• _Problem requirements_: Copy out every record below exactly as written, but leave out any pictures.

• _Records from a collection of figures_:
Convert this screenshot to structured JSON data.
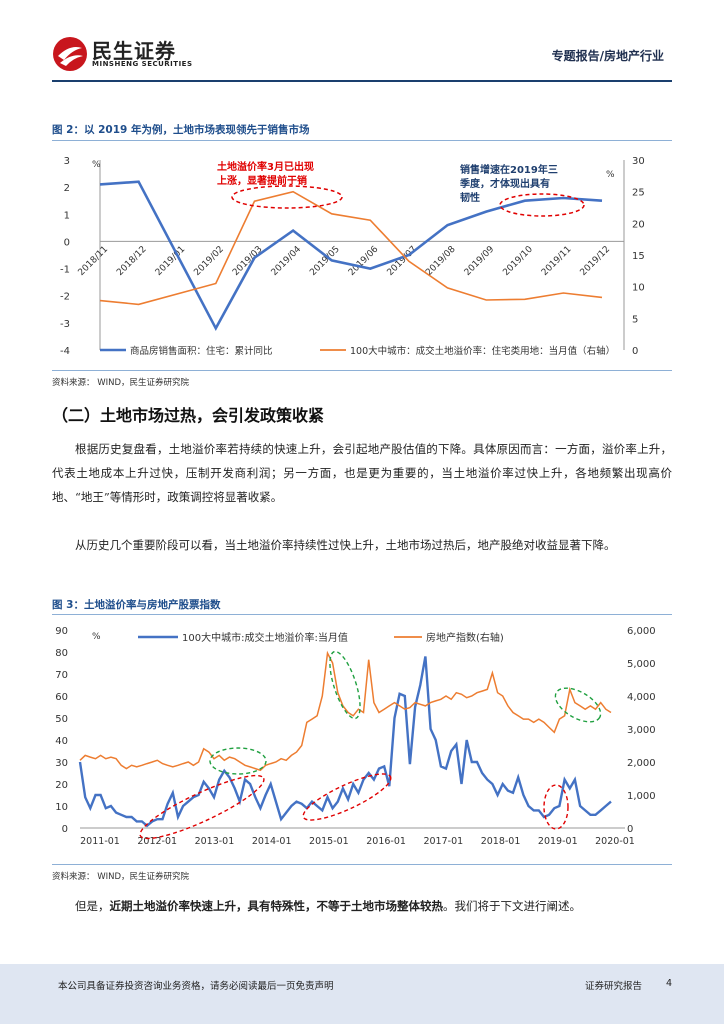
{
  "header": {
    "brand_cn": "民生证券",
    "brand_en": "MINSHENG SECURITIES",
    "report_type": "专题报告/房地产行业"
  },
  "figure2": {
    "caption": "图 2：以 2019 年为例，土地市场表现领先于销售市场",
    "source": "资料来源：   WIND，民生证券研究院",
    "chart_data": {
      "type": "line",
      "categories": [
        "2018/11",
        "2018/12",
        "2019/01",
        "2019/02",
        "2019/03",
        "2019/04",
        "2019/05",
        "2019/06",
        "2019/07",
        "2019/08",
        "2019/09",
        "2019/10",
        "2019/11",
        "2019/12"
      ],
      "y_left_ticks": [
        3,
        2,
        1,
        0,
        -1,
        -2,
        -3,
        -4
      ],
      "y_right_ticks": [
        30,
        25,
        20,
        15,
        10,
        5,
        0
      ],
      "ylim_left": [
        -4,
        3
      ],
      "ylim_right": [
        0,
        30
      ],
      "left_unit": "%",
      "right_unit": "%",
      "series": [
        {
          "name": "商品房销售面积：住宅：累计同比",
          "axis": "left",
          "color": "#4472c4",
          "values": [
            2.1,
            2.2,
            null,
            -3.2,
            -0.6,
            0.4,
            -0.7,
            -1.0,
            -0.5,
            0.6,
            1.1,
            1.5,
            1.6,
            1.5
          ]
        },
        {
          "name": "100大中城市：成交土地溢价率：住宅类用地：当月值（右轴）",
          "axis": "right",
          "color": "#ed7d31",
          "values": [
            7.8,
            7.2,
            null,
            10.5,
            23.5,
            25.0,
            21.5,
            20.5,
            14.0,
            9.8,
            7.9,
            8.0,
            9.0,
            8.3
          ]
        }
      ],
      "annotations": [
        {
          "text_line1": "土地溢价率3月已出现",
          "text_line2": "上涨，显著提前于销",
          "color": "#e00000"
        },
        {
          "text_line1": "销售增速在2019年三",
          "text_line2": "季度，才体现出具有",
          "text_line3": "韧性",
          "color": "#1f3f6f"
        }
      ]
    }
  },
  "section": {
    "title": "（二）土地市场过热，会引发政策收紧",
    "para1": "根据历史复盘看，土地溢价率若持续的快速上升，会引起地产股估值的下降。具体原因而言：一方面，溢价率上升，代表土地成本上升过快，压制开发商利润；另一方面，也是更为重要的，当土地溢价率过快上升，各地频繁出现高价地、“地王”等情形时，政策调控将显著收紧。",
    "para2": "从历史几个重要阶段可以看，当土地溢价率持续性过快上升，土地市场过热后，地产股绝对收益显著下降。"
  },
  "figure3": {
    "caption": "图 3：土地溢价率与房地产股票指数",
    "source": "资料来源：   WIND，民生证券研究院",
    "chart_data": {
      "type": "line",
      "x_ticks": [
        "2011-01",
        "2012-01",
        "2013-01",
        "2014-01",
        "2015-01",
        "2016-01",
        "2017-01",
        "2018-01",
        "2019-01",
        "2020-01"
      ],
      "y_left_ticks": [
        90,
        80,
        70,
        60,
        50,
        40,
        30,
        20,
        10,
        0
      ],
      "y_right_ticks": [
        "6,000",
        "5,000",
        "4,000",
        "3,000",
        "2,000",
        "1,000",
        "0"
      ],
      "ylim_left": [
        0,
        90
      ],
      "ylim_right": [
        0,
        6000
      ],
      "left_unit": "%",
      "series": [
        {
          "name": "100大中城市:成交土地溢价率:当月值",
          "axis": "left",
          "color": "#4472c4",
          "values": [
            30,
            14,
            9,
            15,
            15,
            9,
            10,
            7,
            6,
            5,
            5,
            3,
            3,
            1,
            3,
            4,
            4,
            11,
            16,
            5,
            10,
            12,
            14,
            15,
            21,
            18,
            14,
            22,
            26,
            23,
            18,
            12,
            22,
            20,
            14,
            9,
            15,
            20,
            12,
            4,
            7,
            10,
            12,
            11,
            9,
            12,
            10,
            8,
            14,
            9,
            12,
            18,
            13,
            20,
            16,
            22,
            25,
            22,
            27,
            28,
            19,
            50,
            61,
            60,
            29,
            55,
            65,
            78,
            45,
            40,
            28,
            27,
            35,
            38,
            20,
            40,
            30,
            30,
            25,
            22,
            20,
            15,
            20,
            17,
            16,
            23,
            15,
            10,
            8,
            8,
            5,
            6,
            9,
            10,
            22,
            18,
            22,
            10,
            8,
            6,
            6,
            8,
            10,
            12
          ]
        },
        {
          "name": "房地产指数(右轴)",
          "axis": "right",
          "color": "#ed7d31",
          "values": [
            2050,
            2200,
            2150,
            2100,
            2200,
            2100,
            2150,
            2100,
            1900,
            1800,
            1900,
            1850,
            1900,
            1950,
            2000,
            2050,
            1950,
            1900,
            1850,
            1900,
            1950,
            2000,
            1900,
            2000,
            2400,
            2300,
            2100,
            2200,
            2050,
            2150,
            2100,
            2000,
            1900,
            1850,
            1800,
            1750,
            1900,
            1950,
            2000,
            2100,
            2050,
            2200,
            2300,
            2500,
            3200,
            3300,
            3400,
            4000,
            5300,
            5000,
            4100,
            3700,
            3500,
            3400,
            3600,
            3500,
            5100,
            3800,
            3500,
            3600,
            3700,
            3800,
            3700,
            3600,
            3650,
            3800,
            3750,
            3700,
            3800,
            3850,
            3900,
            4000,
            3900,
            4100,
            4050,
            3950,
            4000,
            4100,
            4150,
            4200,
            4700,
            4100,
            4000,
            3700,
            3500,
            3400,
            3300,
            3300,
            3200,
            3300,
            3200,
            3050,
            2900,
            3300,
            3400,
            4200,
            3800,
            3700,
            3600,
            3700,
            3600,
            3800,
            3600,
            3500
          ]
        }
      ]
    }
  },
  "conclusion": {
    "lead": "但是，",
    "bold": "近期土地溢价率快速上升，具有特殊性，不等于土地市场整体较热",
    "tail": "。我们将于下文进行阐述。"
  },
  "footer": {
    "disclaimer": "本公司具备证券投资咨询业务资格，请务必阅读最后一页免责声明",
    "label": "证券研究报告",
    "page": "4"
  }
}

• _Finished exercise_:
Convert this screenshot to structured JSON data.
{
  "header": {
    "brand_cn": "民生证券",
    "brand_en": "MINSHENG SECURITIES",
    "report_type": "专题报告/房地产行业"
  },
  "figure2": {
    "caption": "图 2：以 2019 年为例，土地市场表现领先于销售市场",
    "source": "资料来源：   WIND，民生证券研究院",
    "chart_data": {
      "type": "line",
      "categories": [
        "2018/11",
        "2018/12",
        "2019/01",
        "2019/02",
        "2019/03",
        "2019/04",
        "2019/05",
        "2019/06",
        "2019/07",
        "2019/08",
        "2019/09",
        "2019/10",
        "2019/11",
        "2019/12"
      ],
      "y_left_ticks": [
        3,
        2,
        1,
        0,
        -1,
        -2,
        -3,
        -4
      ],
      "y_right_ticks": [
        30,
        25,
        20,
        15,
        10,
        5,
        0
      ],
      "ylim_left": [
        -4,
        3
      ],
      "ylim_right": [
        0,
        30
      ],
      "left_unit": "%",
      "right_unit": "%",
      "series": [
        {
          "name": "商品房销售面积：住宅：累计同比",
          "axis": "left",
          "color": "#4472c4",
          "values": [
            2.1,
            2.2,
            null,
            -3.2,
            -0.6,
            0.4,
            -0.7,
            -1.0,
            -0.5,
            0.6,
            1.1,
            1.5,
            1.6,
            1.5
          ]
        },
        {
          "name": "100大中城市：成交土地溢价率：住宅类用地：当月值（右轴）",
          "axis": "right",
          "color": "#ed7d31",
          "values": [
            7.8,
            7.2,
            null,
            10.5,
            23.5,
            25.0,
            21.5,
            20.5,
            14.0,
            9.8,
            7.9,
            8.0,
            9.0,
            8.3
          ]
        }
      ],
      "annotations": [
        {
          "text_line1": "土地溢价率3月已出现",
          "text_line2": "上涨，显著提前于销",
          "color": "#e00000"
        },
        {
          "text_line1": "销售增速在2019年三",
          "text_line2": "季度，才体现出具有",
          "text_line3": "韧性",
          "color": "#1f3f6f"
        }
      ]
    }
  },
  "section": {
    "title": "（二）土地市场过热，会引发政策收紧",
    "para1": "根据历史复盘看，土地溢价率若持续的快速上升，会引起地产股估值的下降。具体原因而言：一方面，溢价率上升，代表土地成本上升过快，压制开发商利润；另一方面，也是更为重要的，当土地溢价率过快上升，各地频繁出现高价地、“地王”等情形时，政策调控将显著收紧。",
    "para2": "从历史几个重要阶段可以看，当土地溢价率持续性过快上升，土地市场过热后，地产股绝对收益显著下降。"
  },
  "figure3": {
    "caption": "图 3：土地溢价率与房地产股票指数",
    "source": "资料来源：   WIND，民生证券研究院",
    "chart_data": {
      "type": "line",
      "x_ticks": [
        "2011-01",
        "2012-01",
        "2013-01",
        "2014-01",
        "2015-01",
        "2016-01",
        "2017-01",
        "2018-01",
        "2019-01",
        "2020-01"
      ],
      "y_left_ticks": [
        90,
        80,
        70,
        60,
        50,
        40,
        30,
        20,
        10,
        0
      ],
      "y_right_ticks": [
        "6,000",
        "5,000",
        "4,000",
        "3,000",
        "2,000",
        "1,000",
        "0"
      ],
      "ylim_left": [
        0,
        90
      ],
      "ylim_right": [
        0,
        6000
      ],
      "left_unit": "%",
      "series": [
        {
          "name": "100大中城市:成交土地溢价率:当月值",
          "axis": "left",
          "color": "#4472c4",
          "values": [
            30,
            14,
            9,
            15,
            15,
            9,
            10,
            7,
            6,
            5,
            5,
            3,
            3,
            1,
            3,
            4,
            4,
            11,
            16,
            5,
            10,
            12,
            14,
            15,
            21,
            18,
            14,
            22,
            26,
            23,
            18,
            12,
            22,
            20,
            14,
            9,
            15,
            20,
            12,
            4,
            7,
            10,
            12,
            11,
            9,
            12,
            10,
            8,
            14,
            9,
            12,
            18,
            13,
            20,
            16,
            22,
            25,
            22,
            27,
            28,
            19,
            50,
            61,
            60,
            29,
            55,
            65,
            78,
            45,
            40,
            28,
            27,
            35,
            38,
            20,
            40,
            30,
            30,
            25,
            22,
            20,
            15,
            20,
            17,
            16,
            23,
            15,
            10,
            8,
            8,
            5,
            6,
            9,
            10,
            22,
            18,
            22,
            10,
            8,
            6,
            6,
            8,
            10,
            12
          ]
        },
        {
          "name": "房地产指数(右轴)",
          "axis": "right",
          "color": "#ed7d31",
          "values": [
            2050,
            2200,
            2150,
            2100,
            2200,
            2100,
            2150,
            2100,
            1900,
            1800,
            1900,
            1850,
            1900,
            1950,
            2000,
            2050,
            1950,
            1900,
            1850,
            1900,
            1950,
            2000,
            1900,
            2000,
            2400,
            2300,
            2100,
            2200,
            2050,
            2150,
            2100,
            2000,
            1900,
            1850,
            1800,
            1750,
            1900,
            1950,
            2000,
            2100,
            2050,
            2200,
            2300,
            2500,
            3200,
            3300,
            3400,
            4000,
            5300,
            5000,
            4100,
            3700,
            3500,
            3400,
            3600,
            3500,
            5100,
            3800,
            3500,
            3600,
            3700,
            3800,
            3700,
            3600,
            3650,
            3800,
            3750,
            3700,
            3800,
            3850,
            3900,
            4000,
            3900,
            4100,
            4050,
            3950,
            4000,
            4100,
            4150,
            4200,
            4700,
            4100,
            4000,
            3700,
            3500,
            3400,
            3300,
            3300,
            3200,
            3300,
            3200,
            3050,
            2900,
            3300,
            3400,
            4200,
            3800,
            3700,
            3600,
            3700,
            3600,
            3800,
            3600,
            3500
          ]
        }
      ]
    }
  },
  "conclusion": {
    "lead": "但是，",
    "bold": "近期土地溢价率快速上升，具有特殊性，不等于土地市场整体较热",
    "tail": "。我们将于下文进行阐述。"
  },
  "footer": {
    "disclaimer": "本公司具备证券投资咨询业务资格，请务必阅读最后一页免责声明",
    "label": "证券研究报告",
    "page": "4"
  }
}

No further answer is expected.